- _What you have to do_: Note each line of the listing that contains the string "description", and copy it.

Start of Supplied material

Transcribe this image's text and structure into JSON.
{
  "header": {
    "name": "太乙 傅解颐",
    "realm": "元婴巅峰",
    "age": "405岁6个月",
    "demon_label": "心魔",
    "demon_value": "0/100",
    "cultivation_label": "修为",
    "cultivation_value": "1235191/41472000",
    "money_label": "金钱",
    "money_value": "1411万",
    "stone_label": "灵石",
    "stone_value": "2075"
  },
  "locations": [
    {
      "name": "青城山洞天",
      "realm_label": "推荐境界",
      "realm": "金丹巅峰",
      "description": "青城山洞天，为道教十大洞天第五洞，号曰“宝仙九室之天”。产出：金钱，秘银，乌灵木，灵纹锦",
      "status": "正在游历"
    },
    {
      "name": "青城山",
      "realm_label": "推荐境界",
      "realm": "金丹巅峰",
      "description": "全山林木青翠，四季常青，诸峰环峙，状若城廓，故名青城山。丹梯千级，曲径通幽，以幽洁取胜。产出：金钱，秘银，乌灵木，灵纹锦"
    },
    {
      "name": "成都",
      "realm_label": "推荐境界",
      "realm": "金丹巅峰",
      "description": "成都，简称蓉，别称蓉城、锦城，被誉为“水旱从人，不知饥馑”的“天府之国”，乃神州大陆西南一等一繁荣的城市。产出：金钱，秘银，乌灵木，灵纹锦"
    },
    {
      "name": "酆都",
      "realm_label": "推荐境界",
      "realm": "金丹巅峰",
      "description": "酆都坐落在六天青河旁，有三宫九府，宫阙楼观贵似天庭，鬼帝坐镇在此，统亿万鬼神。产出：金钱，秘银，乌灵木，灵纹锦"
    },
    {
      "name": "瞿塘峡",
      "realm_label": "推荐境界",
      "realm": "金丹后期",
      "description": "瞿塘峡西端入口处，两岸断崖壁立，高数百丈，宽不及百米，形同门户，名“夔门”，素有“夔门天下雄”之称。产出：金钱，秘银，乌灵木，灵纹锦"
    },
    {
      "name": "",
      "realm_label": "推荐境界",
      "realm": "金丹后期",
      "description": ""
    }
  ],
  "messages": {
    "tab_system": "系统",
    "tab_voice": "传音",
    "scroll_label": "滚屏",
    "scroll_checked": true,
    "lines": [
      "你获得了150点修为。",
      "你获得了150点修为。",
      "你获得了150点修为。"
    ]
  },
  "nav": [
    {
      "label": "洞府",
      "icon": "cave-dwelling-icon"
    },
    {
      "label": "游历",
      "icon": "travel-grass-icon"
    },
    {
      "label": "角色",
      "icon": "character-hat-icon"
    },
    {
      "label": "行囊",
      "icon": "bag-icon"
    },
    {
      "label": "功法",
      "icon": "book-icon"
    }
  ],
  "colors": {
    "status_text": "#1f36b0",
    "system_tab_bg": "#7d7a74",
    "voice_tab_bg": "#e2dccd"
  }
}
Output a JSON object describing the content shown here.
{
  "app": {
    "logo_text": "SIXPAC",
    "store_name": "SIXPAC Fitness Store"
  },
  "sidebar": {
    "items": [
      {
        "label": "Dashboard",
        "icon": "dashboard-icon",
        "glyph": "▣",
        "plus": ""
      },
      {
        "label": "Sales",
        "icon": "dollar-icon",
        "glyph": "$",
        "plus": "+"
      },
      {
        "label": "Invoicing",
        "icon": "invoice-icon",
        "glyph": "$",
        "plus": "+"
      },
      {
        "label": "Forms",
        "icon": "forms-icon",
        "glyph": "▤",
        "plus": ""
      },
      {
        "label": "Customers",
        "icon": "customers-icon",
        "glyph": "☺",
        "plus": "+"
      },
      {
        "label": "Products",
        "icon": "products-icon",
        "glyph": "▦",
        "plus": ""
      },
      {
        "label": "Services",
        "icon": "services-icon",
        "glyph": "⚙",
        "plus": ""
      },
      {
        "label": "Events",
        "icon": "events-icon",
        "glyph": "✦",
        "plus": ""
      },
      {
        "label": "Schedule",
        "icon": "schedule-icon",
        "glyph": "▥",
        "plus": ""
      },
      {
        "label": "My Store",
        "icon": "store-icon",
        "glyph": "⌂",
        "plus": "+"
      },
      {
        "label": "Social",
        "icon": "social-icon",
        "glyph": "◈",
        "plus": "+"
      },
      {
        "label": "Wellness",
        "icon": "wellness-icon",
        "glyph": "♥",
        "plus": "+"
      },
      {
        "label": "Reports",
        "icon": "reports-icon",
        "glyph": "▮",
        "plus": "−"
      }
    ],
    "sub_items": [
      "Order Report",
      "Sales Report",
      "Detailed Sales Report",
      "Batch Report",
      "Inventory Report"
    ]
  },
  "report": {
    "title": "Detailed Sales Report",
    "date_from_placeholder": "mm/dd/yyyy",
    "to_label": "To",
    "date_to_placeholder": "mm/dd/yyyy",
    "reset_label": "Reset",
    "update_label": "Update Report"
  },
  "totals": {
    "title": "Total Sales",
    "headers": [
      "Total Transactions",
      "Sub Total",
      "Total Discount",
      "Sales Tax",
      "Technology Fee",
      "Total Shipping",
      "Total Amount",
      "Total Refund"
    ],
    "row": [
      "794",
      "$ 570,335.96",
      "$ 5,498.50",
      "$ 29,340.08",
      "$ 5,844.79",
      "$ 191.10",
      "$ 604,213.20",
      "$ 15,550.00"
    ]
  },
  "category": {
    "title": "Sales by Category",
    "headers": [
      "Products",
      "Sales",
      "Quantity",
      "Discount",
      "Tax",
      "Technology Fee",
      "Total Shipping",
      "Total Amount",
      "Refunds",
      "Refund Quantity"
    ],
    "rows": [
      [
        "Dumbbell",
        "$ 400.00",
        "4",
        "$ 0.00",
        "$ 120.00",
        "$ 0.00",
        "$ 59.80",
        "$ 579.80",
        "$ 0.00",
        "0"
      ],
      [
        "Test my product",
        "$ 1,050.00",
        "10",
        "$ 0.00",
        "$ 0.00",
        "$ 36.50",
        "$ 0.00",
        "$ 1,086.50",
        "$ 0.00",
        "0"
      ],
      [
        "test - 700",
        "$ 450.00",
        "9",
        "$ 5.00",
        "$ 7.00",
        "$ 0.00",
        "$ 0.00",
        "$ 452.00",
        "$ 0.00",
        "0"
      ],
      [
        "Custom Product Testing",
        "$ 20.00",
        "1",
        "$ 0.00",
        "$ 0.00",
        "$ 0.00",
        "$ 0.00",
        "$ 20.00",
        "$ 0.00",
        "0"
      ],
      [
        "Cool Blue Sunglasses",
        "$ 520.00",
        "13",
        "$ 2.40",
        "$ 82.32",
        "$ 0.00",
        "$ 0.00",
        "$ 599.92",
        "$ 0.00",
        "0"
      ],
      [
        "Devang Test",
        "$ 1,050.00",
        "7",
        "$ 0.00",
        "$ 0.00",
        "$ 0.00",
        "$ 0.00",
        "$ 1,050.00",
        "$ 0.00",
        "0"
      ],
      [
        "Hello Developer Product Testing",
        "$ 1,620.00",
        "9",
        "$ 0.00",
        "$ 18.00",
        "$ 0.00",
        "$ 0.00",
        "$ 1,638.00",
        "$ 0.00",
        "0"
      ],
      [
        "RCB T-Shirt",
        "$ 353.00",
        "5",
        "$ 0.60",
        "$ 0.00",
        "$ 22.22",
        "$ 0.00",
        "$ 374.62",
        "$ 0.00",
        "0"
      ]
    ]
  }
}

End of Supplied material

- _Output of the exercise_:
      "description": "青城山洞天，为道教十大洞天第五洞，号曰“宝仙九室之天”。产出：金钱，秘银，乌灵木，灵纹锦",
      "description": "全山林木青翠，四季常青，诸峰环峙，状若城廓，故名青城山。丹梯千级，曲径通幽，以幽洁取胜。产出：金钱，秘银，乌灵木，灵纹锦"
      "description": "成都，简称蓉，别称蓉城、锦城，被誉为“水旱从人，不知饥馑”的“天府之国”，乃神州大陆西南一等一繁荣的城市。产出：金钱，秘银，乌灵木，灵纹锦"
      "description": "酆都坐落在六天青河旁，有三宫九府，宫阙楼观贵似天庭，鬼帝坐镇在此，统亿万鬼神。产出：金钱，秘银，乌灵木，灵纹锦"
      "description": "瞿塘峡西端入口处，两岸断崖壁立，高数百丈，宽不及百米，形同门户，名“夔门”，素有“夔门天下雄”之称。产出：金钱，秘银，乌灵木，灵纹锦"
      "description": ""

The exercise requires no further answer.